─── Given data

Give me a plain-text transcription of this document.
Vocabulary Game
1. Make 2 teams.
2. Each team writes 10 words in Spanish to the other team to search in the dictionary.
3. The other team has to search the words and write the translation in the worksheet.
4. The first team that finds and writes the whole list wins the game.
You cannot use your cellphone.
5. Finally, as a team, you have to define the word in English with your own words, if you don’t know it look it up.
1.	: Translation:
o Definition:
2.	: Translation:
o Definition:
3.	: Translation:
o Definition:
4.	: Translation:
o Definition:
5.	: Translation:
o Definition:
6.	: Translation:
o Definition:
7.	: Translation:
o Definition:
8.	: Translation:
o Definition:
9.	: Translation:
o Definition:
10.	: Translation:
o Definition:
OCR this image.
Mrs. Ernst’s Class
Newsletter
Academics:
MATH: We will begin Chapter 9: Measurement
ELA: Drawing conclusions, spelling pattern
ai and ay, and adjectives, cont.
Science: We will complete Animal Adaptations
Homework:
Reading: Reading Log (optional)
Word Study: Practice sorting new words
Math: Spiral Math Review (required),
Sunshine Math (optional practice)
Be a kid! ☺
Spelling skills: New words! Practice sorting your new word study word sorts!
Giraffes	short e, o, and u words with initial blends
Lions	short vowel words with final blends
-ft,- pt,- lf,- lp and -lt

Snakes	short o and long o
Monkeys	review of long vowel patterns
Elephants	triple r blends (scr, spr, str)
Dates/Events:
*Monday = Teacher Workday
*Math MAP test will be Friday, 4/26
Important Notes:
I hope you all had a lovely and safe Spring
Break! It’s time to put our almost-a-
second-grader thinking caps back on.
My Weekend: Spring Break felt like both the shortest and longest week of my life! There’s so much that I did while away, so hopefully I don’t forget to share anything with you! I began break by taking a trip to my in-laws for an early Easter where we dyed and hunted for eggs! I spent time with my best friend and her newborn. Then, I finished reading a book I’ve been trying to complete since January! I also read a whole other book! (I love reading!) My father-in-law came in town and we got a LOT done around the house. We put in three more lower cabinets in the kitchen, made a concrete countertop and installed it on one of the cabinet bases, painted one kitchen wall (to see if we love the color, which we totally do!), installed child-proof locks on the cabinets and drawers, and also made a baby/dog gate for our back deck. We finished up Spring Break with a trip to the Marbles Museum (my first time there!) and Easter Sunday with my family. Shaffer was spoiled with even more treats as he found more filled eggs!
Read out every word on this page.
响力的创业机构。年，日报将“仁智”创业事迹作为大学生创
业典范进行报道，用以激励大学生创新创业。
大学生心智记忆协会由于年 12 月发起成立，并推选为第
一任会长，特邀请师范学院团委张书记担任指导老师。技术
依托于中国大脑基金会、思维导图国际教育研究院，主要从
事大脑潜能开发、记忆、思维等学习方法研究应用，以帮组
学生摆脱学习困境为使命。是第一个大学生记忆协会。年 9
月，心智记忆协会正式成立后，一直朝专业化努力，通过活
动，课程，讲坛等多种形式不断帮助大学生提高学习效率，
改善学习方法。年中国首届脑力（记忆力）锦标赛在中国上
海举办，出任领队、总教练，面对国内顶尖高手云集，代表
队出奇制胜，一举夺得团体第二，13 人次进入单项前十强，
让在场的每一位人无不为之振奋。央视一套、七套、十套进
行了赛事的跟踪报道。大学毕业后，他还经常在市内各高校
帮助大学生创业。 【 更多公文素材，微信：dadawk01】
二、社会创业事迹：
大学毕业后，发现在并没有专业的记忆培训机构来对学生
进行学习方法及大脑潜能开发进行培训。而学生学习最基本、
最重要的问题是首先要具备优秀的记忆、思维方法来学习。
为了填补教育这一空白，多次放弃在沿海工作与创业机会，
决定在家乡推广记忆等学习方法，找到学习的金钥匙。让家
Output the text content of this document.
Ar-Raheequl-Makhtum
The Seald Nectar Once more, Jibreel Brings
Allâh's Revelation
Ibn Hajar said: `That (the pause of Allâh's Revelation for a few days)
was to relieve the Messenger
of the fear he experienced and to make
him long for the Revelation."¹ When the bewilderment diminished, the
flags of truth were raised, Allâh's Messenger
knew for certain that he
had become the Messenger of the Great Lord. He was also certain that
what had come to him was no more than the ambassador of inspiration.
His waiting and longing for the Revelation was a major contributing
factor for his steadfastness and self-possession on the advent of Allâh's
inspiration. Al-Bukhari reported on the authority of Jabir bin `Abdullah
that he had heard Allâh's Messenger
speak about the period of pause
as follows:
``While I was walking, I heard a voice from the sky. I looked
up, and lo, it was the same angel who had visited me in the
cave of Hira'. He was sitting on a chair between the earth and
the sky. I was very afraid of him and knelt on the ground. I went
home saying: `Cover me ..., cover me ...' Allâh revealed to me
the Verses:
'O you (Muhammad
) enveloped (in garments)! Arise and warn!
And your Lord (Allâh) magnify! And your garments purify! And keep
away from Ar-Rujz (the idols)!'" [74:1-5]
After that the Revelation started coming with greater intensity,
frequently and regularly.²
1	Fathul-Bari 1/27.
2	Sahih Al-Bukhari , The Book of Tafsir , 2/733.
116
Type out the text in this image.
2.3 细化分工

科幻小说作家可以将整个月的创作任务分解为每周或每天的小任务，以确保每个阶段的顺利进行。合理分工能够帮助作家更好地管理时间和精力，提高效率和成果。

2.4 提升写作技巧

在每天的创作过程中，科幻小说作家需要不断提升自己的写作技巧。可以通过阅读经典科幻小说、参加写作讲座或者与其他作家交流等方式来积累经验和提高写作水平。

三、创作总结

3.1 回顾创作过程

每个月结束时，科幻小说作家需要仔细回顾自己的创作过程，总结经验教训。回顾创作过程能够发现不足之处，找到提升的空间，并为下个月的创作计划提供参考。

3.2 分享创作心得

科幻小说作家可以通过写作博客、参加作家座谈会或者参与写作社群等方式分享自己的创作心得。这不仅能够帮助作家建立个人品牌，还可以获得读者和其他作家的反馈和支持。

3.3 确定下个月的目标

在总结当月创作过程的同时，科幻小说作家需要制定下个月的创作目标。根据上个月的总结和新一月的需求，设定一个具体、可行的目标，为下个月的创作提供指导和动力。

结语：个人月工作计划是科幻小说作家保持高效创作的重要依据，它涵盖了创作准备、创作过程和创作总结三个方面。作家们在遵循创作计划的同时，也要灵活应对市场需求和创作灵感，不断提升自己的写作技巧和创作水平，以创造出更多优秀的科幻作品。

──────

- **Exercise**
Take the line that contains "Type out the text in this image." and every line after it through the end of the listing above, and repeat them exactly.

- **Result**
Type out the text in this image.
2.3 细化分工

科幻小说作家可以将整个月的创作任务分解为每周或每天的小任务，以确保每个阶段的顺利进行。合理分工能够帮助作家更好地管理时间和精力，提高效率和成果。

2.4 提升写作技巧

在每天的创作过程中，科幻小说作家需要不断提升自己的写作技巧。可以通过阅读经典科幻小说、参加写作讲座或者与其他作家交流等方式来积累经验和提高写作水平。

三、创作总结

3.1 回顾创作过程

每个月结束时，科幻小说作家需要仔细回顾自己的创作过程，总结经验教训。回顾创作过程能够发现不足之处，找到提升的空间，并为下个月的创作计划提供参考。

3.2 分享创作心得

科幻小说作家可以通过写作博客、参加作家座谈会或者参与写作社群等方式分享自己的创作心得。这不仅能够帮助作家建立个人品牌，还可以获得读者和其他作家的反馈和支持。

3.3 确定下个月的目标

在总结当月创作过程的同时，科幻小说作家需要制定下个月的创作目标。根据上个月的总结和新一月的需求，设定一个具体、可行的目标，为下个月的创作提供指导和动力。

结语：个人月工作计划是科幻小说作家保持高效创作的重要依据，它涵盖了创作准备、创作过程和创作总结三个方面。作家们在遵循创作计划的同时，也要灵活应对市场需求和创作灵感，不断提升自己的写作技巧和创作水平，以创造出更多优秀的科幻作品。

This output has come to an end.